TASK => Search the records for "user". Copy every line where it appears.

SUPPLIED DATA =>
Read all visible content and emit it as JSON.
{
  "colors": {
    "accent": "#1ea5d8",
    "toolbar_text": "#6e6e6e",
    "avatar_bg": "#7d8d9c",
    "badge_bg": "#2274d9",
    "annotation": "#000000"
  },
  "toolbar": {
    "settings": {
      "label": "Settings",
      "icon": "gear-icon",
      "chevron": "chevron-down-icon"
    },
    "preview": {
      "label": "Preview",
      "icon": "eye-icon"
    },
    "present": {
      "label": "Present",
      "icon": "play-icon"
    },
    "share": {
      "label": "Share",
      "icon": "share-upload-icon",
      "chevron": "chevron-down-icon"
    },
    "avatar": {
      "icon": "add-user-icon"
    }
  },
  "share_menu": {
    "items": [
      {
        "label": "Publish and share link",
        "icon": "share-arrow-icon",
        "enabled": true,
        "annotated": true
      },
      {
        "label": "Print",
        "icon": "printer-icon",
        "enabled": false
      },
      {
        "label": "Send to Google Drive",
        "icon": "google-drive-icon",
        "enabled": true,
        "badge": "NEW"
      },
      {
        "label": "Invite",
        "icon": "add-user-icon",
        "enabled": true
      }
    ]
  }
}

EXERCISE RESULT =>
      "icon": "add-user-icon"
        "icon": "add-user-icon",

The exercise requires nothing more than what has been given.